Records that describe figures
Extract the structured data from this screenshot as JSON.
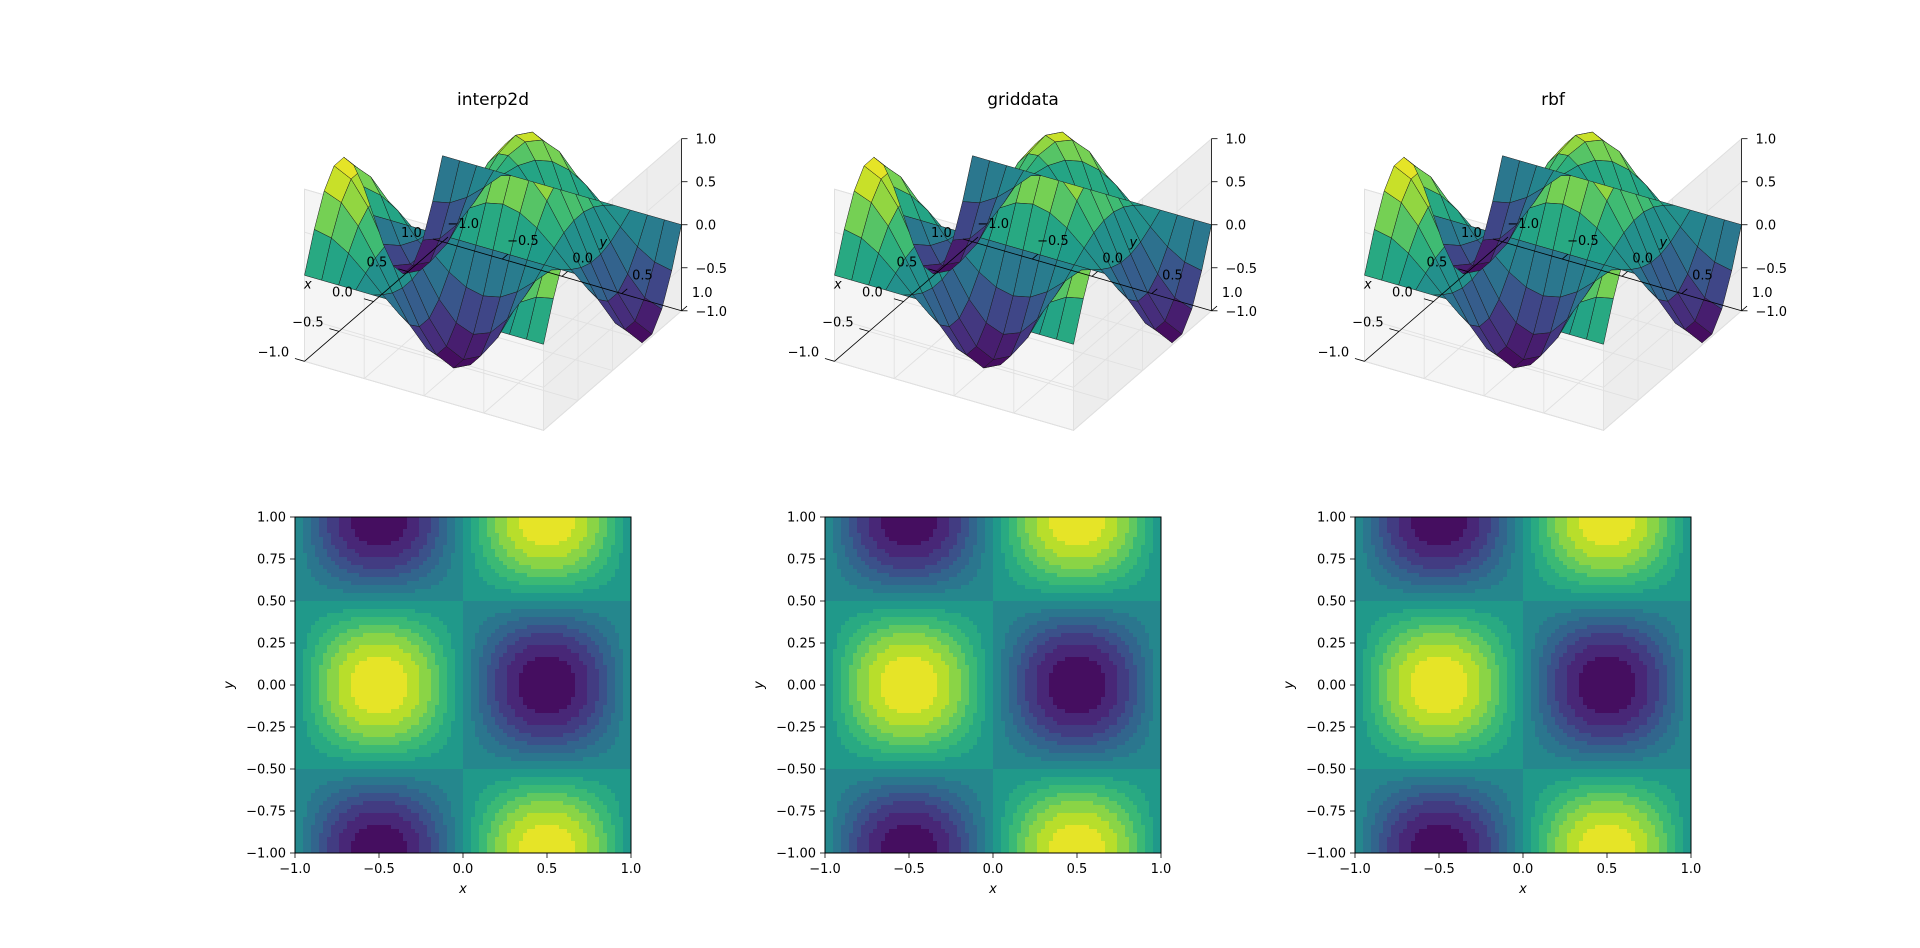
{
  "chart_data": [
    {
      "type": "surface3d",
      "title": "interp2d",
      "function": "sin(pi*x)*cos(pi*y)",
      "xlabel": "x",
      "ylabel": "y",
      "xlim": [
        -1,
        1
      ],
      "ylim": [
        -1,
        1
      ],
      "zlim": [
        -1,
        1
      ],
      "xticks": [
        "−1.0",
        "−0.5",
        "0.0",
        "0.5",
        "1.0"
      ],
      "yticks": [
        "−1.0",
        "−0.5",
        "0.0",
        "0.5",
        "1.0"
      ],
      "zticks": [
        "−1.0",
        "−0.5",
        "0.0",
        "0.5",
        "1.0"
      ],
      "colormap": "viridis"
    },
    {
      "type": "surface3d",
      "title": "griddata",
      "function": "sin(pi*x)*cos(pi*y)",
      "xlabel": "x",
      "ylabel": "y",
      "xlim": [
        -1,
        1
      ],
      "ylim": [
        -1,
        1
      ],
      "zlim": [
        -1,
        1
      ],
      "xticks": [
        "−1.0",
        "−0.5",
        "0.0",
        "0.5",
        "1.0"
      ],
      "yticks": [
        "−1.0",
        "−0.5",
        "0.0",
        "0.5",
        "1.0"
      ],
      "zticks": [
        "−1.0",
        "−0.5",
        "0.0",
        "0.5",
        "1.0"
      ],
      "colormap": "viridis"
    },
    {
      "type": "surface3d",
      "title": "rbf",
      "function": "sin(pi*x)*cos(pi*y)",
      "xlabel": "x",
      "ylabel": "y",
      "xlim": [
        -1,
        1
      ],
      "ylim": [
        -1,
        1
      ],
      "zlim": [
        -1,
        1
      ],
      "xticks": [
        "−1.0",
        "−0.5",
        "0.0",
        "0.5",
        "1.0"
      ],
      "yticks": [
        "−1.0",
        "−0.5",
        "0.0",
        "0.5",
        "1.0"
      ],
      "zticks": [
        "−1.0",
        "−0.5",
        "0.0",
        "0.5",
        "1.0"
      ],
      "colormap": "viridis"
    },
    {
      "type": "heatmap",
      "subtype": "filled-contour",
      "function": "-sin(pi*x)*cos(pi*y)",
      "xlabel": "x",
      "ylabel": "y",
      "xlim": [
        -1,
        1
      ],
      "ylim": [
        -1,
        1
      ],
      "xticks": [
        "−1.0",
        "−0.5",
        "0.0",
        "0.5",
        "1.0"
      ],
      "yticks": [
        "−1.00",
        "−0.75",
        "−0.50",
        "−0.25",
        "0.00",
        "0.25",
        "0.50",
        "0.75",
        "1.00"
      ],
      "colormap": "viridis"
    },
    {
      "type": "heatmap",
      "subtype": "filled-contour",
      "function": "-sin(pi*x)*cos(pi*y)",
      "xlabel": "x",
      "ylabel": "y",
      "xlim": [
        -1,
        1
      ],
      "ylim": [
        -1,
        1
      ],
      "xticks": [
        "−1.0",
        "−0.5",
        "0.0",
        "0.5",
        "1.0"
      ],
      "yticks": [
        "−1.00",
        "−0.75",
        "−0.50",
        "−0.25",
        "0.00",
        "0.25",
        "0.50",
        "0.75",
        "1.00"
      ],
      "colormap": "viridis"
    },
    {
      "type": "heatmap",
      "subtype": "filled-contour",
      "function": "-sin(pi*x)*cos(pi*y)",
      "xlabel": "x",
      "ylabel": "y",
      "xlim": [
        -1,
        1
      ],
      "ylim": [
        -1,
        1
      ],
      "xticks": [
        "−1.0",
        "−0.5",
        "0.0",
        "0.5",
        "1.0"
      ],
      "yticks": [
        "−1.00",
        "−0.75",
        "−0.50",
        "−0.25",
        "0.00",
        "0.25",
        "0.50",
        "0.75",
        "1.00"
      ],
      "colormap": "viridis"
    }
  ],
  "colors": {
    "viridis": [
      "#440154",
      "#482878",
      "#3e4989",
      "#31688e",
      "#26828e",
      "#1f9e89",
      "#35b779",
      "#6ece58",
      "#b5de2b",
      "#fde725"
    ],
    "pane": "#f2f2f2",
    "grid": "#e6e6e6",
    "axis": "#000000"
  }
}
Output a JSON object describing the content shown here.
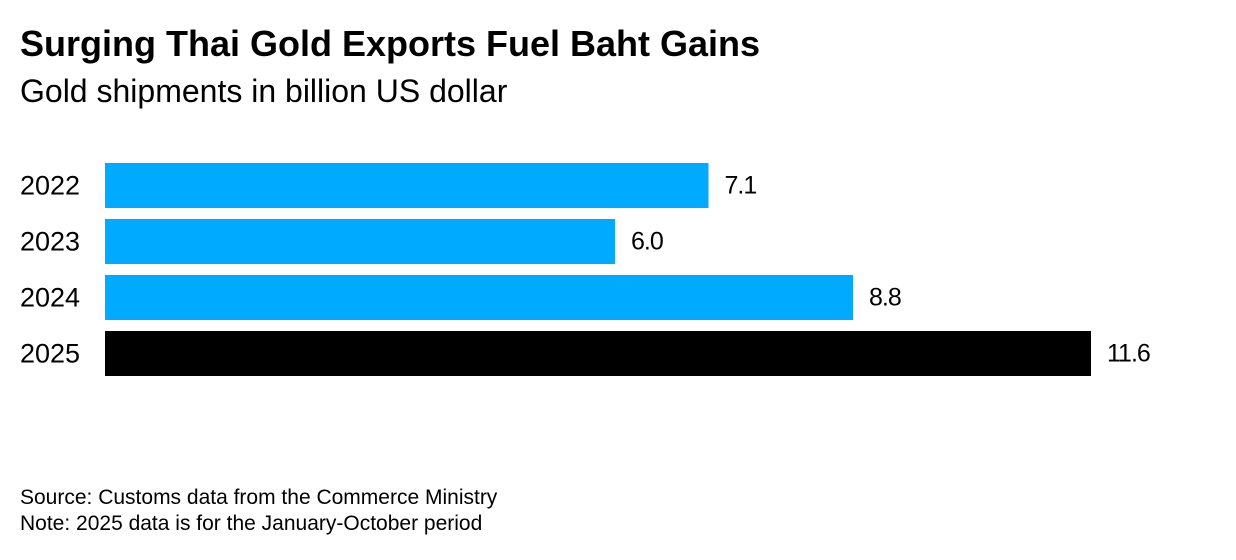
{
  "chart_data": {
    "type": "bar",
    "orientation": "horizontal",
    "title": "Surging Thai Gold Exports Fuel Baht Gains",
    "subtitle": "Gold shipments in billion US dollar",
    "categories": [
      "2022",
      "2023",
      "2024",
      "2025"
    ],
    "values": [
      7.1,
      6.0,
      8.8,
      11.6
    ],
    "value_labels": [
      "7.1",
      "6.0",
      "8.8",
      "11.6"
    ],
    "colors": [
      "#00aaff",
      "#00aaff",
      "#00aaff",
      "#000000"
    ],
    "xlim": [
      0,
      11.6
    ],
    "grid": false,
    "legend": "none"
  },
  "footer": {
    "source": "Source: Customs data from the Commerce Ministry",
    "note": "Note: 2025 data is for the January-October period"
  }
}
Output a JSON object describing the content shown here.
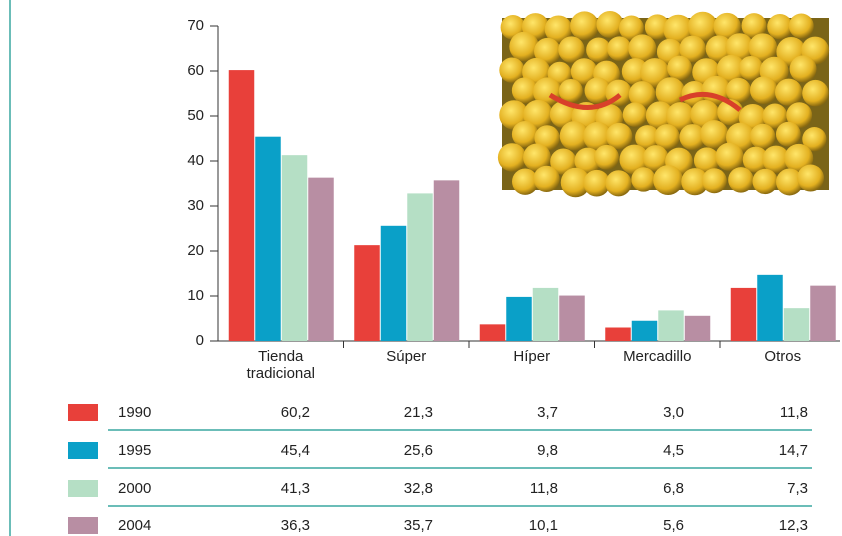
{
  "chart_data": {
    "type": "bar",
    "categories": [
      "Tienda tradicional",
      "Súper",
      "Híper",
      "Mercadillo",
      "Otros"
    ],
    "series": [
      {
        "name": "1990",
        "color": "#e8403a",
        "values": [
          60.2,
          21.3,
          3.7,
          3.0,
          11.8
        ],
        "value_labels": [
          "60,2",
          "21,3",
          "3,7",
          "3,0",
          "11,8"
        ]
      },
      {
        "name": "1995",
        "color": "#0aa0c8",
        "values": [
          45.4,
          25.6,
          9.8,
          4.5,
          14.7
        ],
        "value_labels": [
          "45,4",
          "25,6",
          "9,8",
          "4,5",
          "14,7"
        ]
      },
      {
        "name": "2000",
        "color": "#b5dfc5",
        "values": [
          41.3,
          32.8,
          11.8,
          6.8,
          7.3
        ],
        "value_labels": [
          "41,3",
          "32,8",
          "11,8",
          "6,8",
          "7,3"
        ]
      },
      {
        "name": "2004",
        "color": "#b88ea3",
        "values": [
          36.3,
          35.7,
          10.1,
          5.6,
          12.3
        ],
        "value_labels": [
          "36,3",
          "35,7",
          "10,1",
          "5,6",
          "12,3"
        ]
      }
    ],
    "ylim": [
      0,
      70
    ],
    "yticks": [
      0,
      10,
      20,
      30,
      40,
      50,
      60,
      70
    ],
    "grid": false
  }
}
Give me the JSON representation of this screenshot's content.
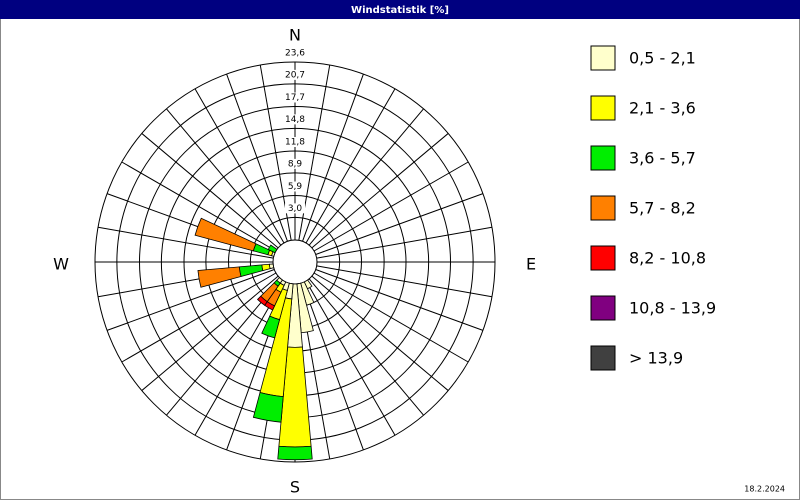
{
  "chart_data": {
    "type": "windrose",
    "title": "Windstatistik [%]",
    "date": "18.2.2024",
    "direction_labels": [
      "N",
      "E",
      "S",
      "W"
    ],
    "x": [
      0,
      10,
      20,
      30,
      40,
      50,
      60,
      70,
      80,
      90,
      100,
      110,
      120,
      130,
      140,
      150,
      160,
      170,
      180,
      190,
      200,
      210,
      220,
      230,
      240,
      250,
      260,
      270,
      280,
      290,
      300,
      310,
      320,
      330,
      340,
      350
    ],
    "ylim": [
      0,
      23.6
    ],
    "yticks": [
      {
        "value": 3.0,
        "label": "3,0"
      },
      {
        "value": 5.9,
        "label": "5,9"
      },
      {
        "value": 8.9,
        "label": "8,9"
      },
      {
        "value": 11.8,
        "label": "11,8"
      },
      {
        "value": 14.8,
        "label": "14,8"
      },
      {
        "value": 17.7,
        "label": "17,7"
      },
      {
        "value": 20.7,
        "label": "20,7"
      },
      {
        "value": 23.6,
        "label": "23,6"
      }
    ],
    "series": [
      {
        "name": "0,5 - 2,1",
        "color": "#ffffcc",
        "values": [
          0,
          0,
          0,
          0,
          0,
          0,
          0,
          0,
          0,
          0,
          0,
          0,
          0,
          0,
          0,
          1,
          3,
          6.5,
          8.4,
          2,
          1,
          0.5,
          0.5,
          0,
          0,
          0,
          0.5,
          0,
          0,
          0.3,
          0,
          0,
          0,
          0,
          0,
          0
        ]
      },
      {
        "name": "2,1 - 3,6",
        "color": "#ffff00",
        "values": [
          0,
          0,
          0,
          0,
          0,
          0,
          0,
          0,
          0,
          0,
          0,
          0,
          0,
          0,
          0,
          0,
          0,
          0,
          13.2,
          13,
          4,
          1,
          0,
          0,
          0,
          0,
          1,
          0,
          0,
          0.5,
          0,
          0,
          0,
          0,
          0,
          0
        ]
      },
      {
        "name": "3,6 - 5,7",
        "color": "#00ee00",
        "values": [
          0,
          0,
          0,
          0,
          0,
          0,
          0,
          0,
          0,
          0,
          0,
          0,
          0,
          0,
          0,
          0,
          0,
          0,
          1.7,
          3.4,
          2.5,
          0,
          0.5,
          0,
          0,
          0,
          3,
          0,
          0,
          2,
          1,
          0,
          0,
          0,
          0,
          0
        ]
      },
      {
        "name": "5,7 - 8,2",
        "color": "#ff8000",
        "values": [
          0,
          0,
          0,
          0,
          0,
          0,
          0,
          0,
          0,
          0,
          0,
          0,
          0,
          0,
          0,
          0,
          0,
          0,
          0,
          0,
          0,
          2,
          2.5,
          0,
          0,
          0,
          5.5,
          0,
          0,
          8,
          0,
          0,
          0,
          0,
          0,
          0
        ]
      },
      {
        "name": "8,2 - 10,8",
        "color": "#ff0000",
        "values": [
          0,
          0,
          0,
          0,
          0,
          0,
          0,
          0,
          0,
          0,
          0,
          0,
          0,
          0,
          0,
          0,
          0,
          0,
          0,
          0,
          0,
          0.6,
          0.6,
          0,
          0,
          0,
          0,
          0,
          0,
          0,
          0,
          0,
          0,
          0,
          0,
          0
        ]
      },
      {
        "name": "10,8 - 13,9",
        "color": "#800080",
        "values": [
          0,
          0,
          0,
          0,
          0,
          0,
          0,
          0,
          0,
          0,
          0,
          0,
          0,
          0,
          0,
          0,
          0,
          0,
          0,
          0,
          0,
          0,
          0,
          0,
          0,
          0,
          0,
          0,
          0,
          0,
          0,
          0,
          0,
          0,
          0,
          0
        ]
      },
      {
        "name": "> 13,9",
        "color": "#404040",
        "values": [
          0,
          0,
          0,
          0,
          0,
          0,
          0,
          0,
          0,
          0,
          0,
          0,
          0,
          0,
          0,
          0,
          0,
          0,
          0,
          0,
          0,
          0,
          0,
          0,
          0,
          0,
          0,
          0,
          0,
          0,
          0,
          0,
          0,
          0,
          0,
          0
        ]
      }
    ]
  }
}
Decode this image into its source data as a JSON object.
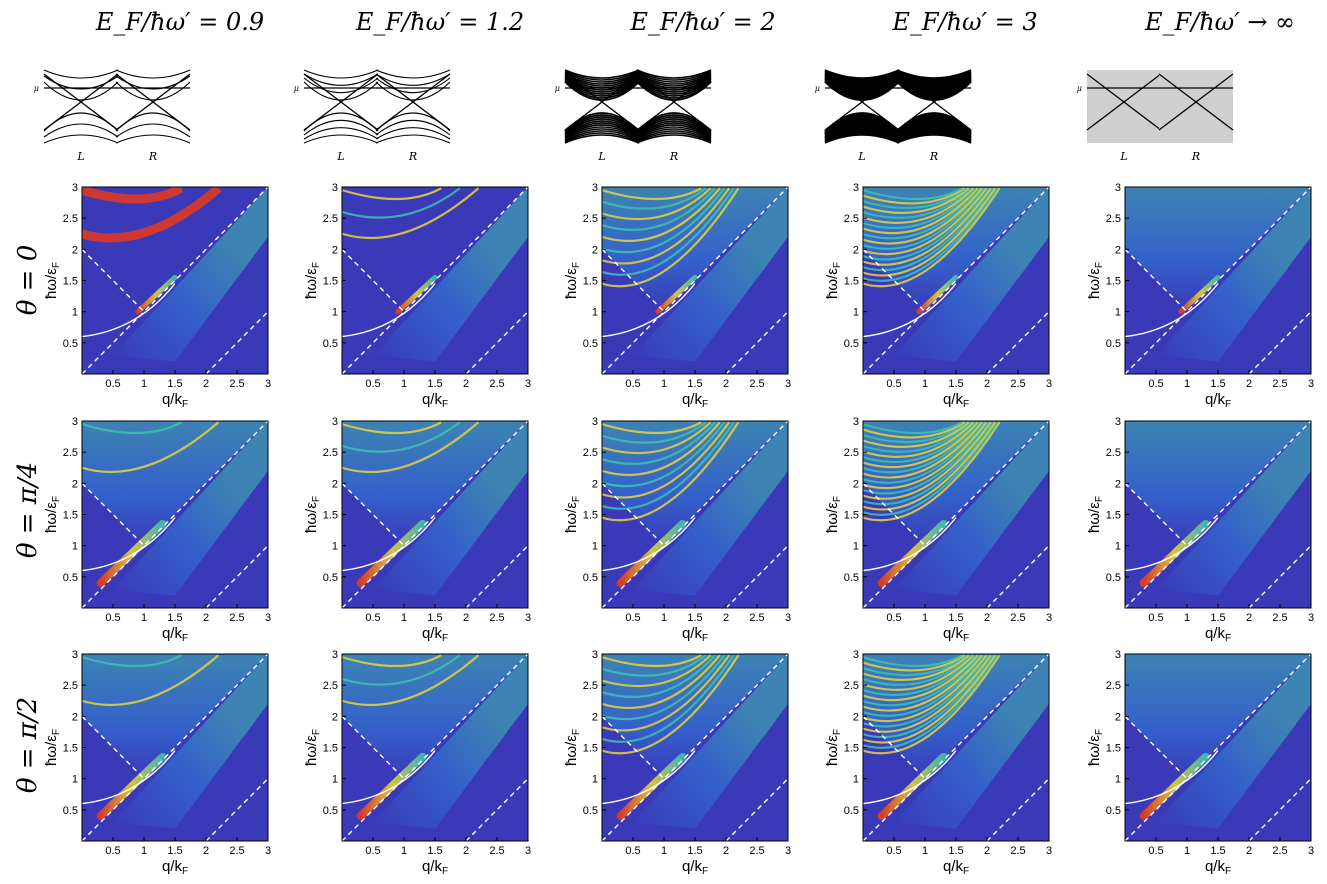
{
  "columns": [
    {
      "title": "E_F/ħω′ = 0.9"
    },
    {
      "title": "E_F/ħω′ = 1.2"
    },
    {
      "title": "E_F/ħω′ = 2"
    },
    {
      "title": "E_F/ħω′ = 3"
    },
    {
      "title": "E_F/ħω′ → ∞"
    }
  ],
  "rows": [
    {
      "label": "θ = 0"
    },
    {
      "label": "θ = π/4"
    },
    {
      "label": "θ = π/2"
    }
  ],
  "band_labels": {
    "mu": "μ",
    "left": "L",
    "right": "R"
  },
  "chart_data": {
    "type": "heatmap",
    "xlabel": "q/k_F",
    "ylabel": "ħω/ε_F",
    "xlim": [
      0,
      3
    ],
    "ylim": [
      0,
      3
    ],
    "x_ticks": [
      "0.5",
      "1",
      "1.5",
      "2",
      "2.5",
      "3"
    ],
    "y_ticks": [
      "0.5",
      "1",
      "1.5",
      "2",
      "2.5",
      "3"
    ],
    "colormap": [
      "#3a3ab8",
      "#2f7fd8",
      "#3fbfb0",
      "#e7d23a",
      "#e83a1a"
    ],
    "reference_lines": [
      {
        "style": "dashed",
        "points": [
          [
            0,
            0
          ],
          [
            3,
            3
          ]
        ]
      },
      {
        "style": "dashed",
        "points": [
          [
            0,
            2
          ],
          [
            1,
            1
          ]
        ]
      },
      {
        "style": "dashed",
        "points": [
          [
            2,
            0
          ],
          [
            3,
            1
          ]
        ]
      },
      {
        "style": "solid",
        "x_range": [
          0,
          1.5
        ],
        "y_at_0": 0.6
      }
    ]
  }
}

▸ GOAL: Pick out each line containing the string "this" and copy it.

▸ CORRECT RESPONSE:
Extract the structured data from this screenshot as JSON.
Give me the JSON representation of this screenshot's content.
Decode this image into its source data as a JSON object.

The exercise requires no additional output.